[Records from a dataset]
================================

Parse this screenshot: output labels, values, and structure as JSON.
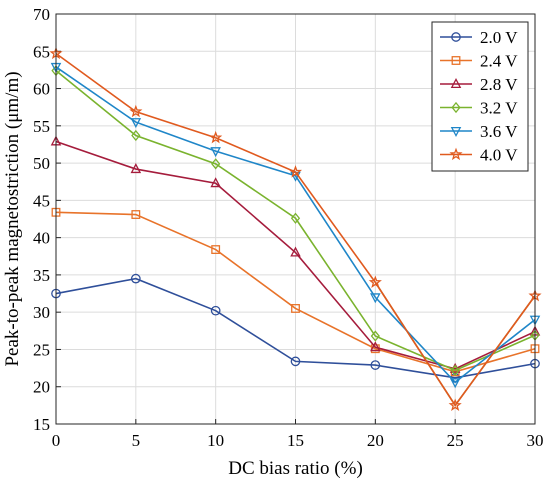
{
  "chart_data": {
    "type": "line",
    "xlabel": "DC bias ratio (%)",
    "ylabel": "Peak-to-peak magnetostriction (μm/m)",
    "xlim": [
      0,
      30
    ],
    "ylim": [
      15,
      70
    ],
    "xticks": [
      0,
      5,
      10,
      15,
      20,
      25,
      30
    ],
    "yticks": [
      15,
      20,
      25,
      30,
      35,
      40,
      45,
      50,
      55,
      60,
      65,
      70
    ],
    "grid": true,
    "legend_position": "top-right",
    "x": [
      0,
      5,
      10,
      15,
      20,
      25,
      30
    ],
    "series": [
      {
        "name": "2.0 V",
        "color": "#2f4f9a",
        "marker": "circle",
        "values": [
          32.5,
          34.5,
          30.2,
          23.4,
          22.9,
          21.2,
          23.1
        ]
      },
      {
        "name": "2.4 V",
        "color": "#e8732a",
        "marker": "square",
        "values": [
          43.4,
          43.1,
          38.4,
          30.5,
          25.1,
          22.0,
          25.1
        ]
      },
      {
        "name": "2.8 V",
        "color": "#a51c3c",
        "marker": "triangle-up",
        "values": [
          52.9,
          49.2,
          47.3,
          38.0,
          25.3,
          22.4,
          27.4
        ]
      },
      {
        "name": "3.2 V",
        "color": "#7ab32e",
        "marker": "diamond",
        "values": [
          62.4,
          53.7,
          49.9,
          42.6,
          26.8,
          22.2,
          26.9
        ]
      },
      {
        "name": "3.6 V",
        "color": "#1f86c8",
        "marker": "triangle-down",
        "values": [
          62.9,
          55.5,
          51.6,
          48.3,
          32.0,
          20.6,
          29.0
        ]
      },
      {
        "name": "4.0 V",
        "color": "#e05a1f",
        "marker": "star",
        "values": [
          64.7,
          56.9,
          53.4,
          48.8,
          34.0,
          17.5,
          32.2
        ]
      }
    ],
    "extra_lines": [
      {
        "color": "#9a7a1f",
        "values": [
          null,
          null,
          null,
          null,
          34.0,
          17.5,
          32.2
        ]
      }
    ]
  }
}
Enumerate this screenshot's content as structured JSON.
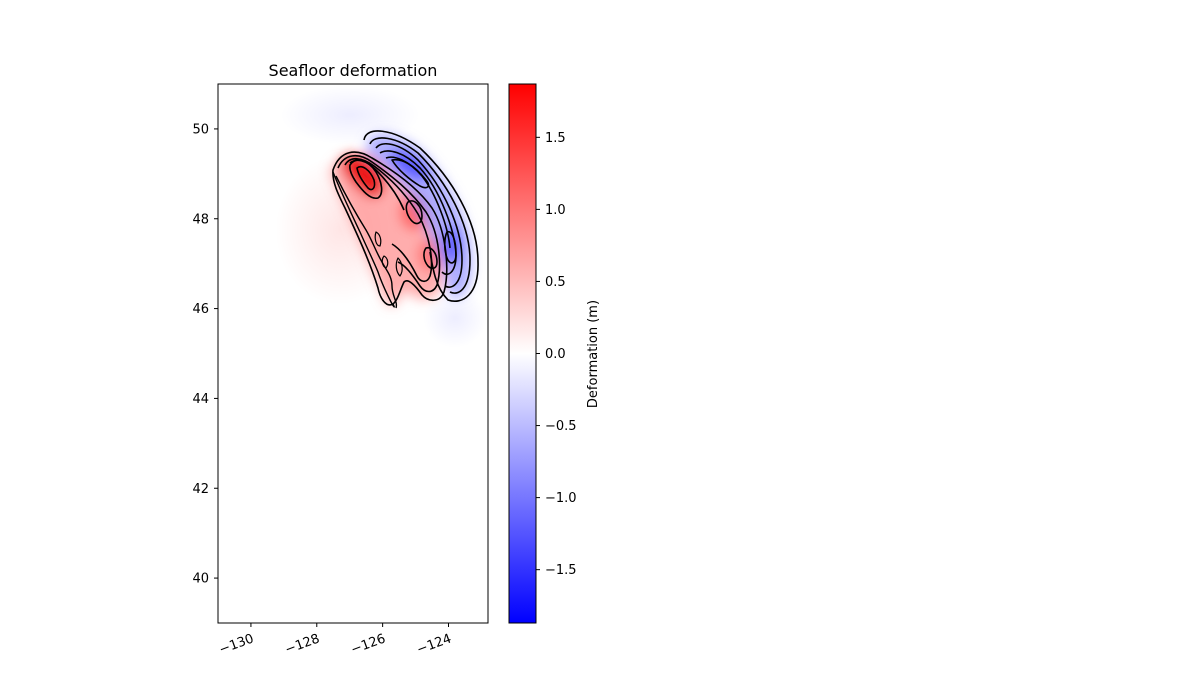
{
  "chart_data": {
    "type": "heatmap",
    "title": "Seafloor deformation",
    "xlabel": "",
    "ylabel": "",
    "xlim": [
      -131,
      -122.8
    ],
    "ylim": [
      39,
      51
    ],
    "x_ticks": [
      -130,
      -128,
      -126,
      -124
    ],
    "x_tick_labels": [
      "−130",
      "−128",
      "−126",
      "−124"
    ],
    "y_ticks": [
      40,
      42,
      44,
      46,
      48,
      50
    ],
    "y_tick_labels": [
      "40",
      "42",
      "44",
      "46",
      "48",
      "50"
    ],
    "grid": false,
    "colormap": "bwr",
    "colors": {
      "negative": "#0000ff",
      "zero": "#ffffff",
      "positive": "#ff0000",
      "contour": "#000000"
    },
    "colorbar": {
      "label": "Deformation (m)",
      "range": [
        -1.87,
        1.87
      ],
      "ticks": [
        -1.5,
        -1.0,
        -0.5,
        0.0,
        0.5,
        1.0,
        1.5
      ],
      "tick_labels": [
        "−1.5",
        "−1.0",
        "−0.5",
        "0.0",
        "0.5",
        "1.0",
        "1.5"
      ]
    },
    "contour_levels": [
      -1.5,
      -1.25,
      -1.0,
      -0.75,
      -0.5,
      -0.25,
      -0.1,
      0.1,
      0.25,
      0.5,
      0.75,
      1.0,
      1.25,
      1.5
    ],
    "fields": [
      {
        "kind": "uplift",
        "center": [
          -126.5,
          48.85
        ],
        "peak": 1.85
      },
      {
        "kind": "uplift",
        "center": [
          -124.75,
          48.15
        ],
        "peak": 0.9
      },
      {
        "kind": "uplift",
        "center": [
          -124.3,
          47.2
        ],
        "peak": 0.85
      },
      {
        "kind": "uplift",
        "center": [
          -125.6,
          47.4
        ],
        "peak": 0.35
      },
      {
        "kind": "subsidence",
        "center": [
          -125.1,
          48.95
        ],
        "peak": -1.3
      },
      {
        "kind": "subsidence",
        "center": [
          -123.75,
          47.5
        ],
        "peak": -1.0
      }
    ]
  }
}
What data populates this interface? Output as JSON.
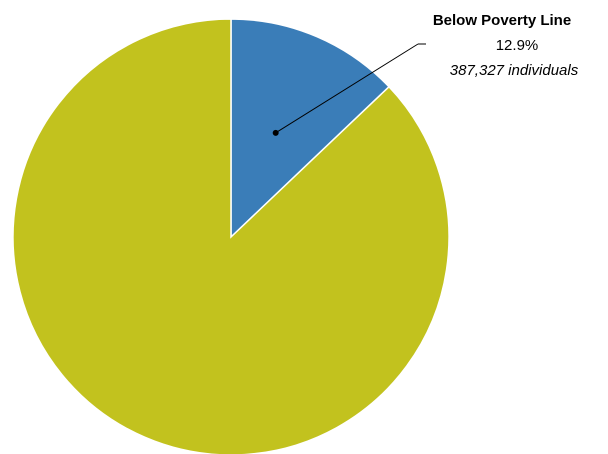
{
  "chart_data": {
    "type": "pie",
    "slices": [
      {
        "label": "Below Poverty Line",
        "percent": 12.9,
        "percent_label": "12.9%",
        "count_label": "387,327 individuals",
        "color": "#3a7db8"
      },
      {
        "label": "",
        "percent": 87.1,
        "color": "#c2c21e"
      }
    ],
    "start": "12-o'clock",
    "direction": "clockwise",
    "slice_border_color": "#ffffff",
    "legend": "none"
  }
}
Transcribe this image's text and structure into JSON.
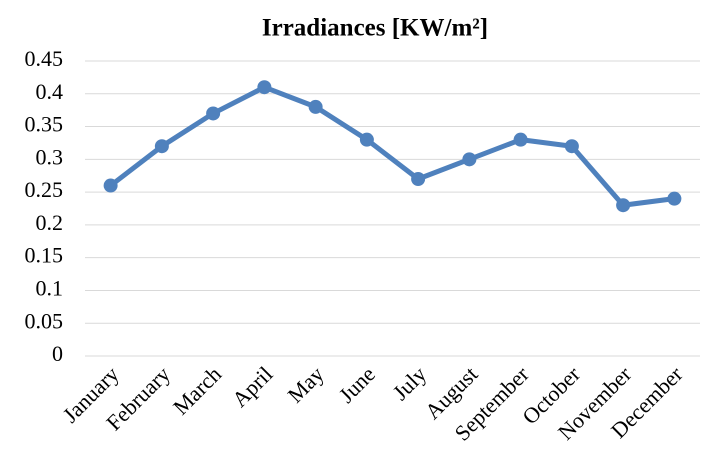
{
  "chart_data": {
    "type": "line",
    "title": "Irradiances [KW/m²]",
    "categories": [
      "January",
      "February",
      "March",
      "April",
      "May",
      "June",
      "July",
      "August",
      "September",
      "October",
      "November",
      "December"
    ],
    "series": [
      {
        "name": "Irradiances",
        "color": "#4f81bd",
        "values": [
          0.26,
          0.32,
          0.37,
          0.41,
          0.38,
          0.33,
          0.27,
          0.3,
          0.33,
          0.32,
          0.23,
          0.24
        ]
      }
    ],
    "ylim": [
      0,
      0.45
    ],
    "yticks": [
      0,
      0.05,
      0.1,
      0.15,
      0.2,
      0.25,
      0.3,
      0.35,
      0.4,
      0.45
    ],
    "grid": true
  }
}
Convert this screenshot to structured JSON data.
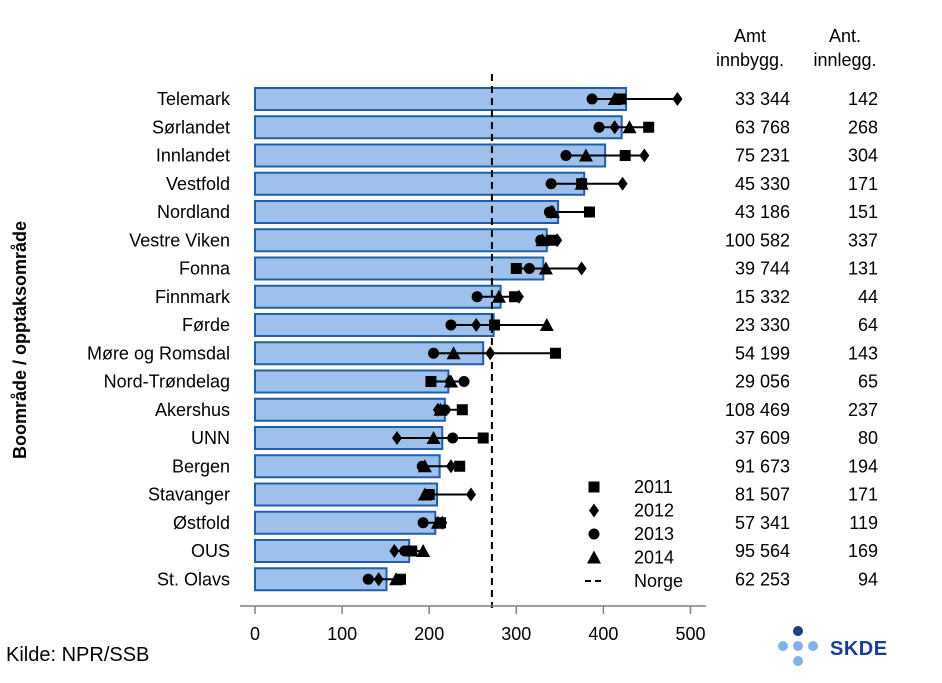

================================

TASK INSTRUCTIONS:
Copy all lines from the material that contain "peak".

RESULT OF THE EXERCISE:
    "ylabel": "Peak-to-peak magnetostriction (μm/m)",
        "peak": 1.85
        "peak": 0.9
        "peak": 0.85
        "peak": 0.35
        "peak": -1.3
        "peak": -1.0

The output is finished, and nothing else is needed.